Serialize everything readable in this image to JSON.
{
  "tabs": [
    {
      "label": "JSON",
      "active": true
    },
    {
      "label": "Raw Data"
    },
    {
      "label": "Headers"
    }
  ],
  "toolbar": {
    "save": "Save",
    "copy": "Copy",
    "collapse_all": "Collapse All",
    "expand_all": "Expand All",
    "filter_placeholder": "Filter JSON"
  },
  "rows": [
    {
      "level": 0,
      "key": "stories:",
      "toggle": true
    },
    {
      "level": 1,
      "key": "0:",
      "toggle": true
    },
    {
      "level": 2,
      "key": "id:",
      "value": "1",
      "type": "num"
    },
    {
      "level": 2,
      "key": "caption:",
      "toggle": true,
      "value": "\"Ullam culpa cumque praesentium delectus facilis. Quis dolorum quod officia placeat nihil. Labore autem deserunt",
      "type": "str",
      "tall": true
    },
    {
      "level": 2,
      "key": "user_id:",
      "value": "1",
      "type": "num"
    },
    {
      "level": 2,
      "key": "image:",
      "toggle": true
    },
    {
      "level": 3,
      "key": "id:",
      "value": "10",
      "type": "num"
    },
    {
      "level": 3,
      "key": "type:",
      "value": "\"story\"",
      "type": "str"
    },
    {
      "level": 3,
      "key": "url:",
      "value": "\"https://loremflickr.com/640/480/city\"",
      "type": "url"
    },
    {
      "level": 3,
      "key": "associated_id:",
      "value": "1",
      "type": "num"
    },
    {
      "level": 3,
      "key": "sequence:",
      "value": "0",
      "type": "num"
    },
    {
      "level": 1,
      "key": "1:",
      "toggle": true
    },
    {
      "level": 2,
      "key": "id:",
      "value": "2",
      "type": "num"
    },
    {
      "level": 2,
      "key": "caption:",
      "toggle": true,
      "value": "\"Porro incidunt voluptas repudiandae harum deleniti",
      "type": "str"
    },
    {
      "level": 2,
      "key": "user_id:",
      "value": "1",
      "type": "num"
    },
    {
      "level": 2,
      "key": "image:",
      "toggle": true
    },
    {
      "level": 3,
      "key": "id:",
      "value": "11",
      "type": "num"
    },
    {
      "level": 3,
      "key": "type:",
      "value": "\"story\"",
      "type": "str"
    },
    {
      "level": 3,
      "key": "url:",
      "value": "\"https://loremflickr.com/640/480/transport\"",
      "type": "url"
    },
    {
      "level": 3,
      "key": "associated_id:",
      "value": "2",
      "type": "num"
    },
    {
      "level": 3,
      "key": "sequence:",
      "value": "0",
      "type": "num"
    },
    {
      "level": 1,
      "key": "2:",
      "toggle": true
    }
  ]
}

^^^^^^^^^^^^^^^^

Each line of the data that includes the word "loremflickr" counts once; report the total and nothing more.

2